Stored data
· · · ·

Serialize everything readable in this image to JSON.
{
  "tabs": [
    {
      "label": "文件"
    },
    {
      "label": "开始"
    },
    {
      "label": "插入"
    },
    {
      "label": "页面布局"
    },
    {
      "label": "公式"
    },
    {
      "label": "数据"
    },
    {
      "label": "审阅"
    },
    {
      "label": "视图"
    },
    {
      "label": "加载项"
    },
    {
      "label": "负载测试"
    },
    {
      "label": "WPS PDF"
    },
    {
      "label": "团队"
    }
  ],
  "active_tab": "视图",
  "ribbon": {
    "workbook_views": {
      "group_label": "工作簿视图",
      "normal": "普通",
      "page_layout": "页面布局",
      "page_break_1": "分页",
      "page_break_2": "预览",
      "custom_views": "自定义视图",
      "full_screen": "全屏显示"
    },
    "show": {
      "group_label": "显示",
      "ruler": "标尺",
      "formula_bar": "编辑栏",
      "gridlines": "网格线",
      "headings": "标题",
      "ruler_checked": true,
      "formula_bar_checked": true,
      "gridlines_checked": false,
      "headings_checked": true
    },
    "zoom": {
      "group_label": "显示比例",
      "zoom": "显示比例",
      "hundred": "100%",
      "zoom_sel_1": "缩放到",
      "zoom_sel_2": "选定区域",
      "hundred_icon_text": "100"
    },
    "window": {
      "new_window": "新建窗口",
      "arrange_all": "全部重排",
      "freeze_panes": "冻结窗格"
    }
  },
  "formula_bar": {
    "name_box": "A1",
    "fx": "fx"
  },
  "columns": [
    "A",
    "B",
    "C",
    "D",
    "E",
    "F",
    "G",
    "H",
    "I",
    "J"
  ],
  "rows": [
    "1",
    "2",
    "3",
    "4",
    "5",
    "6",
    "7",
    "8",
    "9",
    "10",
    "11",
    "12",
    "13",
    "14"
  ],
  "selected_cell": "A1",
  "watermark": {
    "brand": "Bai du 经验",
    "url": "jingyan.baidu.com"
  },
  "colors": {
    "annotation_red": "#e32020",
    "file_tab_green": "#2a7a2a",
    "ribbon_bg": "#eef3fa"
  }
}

· · · ·

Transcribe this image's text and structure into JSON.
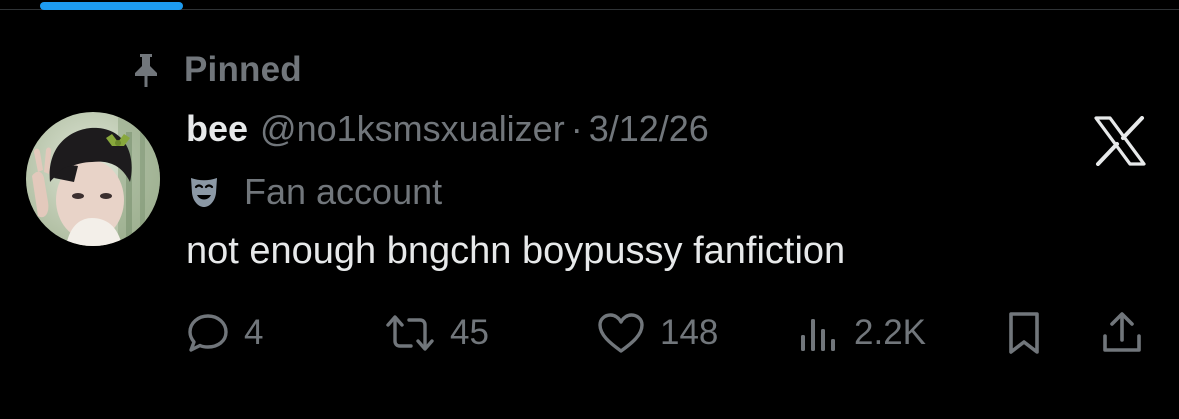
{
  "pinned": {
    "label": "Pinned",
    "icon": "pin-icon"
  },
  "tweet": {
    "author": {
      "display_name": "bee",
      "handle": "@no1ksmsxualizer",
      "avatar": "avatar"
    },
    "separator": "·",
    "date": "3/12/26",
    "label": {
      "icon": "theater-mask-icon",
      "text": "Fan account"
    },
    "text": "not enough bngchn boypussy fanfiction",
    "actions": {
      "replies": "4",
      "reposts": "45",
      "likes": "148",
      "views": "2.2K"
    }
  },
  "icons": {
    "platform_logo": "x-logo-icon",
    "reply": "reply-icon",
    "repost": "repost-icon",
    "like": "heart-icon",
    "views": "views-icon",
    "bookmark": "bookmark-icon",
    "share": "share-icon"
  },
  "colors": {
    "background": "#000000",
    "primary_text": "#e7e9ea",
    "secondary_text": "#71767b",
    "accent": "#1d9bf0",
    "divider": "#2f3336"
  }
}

· · · ·

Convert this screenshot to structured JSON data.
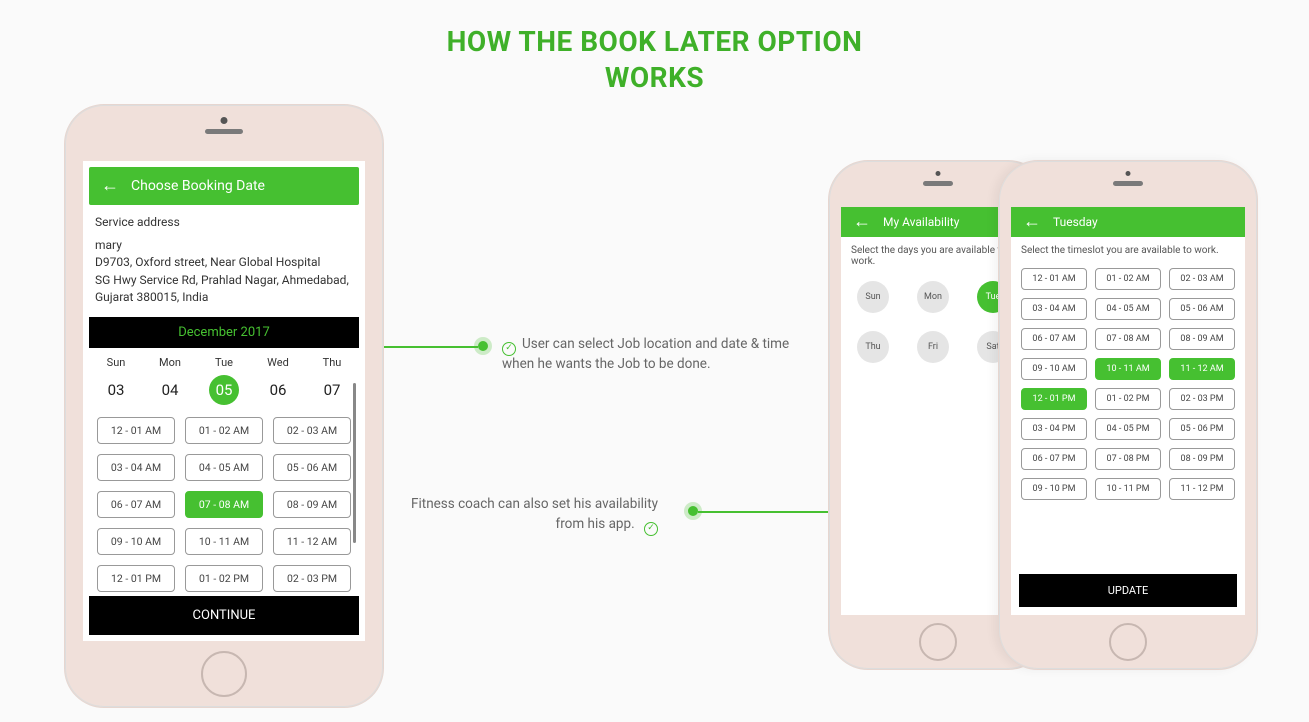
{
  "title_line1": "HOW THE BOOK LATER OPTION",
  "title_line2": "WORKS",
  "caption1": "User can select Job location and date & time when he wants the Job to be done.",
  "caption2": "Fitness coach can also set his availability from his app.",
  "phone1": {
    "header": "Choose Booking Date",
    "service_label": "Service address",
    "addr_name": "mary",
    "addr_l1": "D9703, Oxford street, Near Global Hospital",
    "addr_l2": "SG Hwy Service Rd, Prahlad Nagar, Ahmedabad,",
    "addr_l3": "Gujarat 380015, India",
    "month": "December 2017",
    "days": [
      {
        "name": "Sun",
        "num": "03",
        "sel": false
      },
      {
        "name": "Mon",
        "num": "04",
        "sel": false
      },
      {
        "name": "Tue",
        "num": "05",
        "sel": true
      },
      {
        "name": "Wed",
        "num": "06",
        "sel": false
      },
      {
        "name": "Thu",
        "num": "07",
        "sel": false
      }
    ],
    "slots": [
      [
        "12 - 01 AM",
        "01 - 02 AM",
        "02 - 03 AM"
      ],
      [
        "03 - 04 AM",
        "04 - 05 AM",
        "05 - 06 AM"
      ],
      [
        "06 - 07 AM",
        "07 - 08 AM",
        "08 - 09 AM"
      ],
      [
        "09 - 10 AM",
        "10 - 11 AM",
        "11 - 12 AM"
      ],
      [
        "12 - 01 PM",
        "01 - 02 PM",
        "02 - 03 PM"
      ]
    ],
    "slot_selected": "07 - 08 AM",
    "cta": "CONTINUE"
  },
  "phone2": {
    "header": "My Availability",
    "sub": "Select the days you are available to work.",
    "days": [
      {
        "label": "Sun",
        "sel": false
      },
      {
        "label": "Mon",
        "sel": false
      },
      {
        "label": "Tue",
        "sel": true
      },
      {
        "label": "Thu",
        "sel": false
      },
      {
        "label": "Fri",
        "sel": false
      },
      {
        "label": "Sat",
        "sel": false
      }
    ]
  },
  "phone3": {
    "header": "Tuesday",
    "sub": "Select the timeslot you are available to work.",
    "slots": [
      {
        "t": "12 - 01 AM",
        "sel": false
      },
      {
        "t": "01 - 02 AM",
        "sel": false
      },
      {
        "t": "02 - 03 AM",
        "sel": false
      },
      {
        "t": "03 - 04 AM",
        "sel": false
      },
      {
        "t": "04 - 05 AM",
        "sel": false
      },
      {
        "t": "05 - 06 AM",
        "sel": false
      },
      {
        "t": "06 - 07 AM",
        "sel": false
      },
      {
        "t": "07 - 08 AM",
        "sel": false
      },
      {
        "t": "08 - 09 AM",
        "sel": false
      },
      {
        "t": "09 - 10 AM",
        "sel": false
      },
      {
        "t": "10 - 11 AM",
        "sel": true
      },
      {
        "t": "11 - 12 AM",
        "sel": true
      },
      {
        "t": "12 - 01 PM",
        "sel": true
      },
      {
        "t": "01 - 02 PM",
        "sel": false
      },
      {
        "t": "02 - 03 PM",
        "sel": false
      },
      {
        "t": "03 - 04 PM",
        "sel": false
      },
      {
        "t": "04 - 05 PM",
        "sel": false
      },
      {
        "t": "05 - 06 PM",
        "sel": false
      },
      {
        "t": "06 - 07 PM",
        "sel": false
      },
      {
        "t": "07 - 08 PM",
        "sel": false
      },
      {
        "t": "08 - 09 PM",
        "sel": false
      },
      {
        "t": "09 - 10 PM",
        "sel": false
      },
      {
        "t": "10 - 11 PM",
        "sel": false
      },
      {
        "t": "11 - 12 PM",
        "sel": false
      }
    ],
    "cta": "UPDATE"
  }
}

· · · ·

■ EXERCISE DIRECTIONS
Filter the listing above for the string "JSON" and copy every matching line.

■ SOLUTION TO THE PROBLEM
Serialize everything readable in this image to JSON.
Transcribe this image's text and structure into JSON.
Convert this screenshot to structured JSON data.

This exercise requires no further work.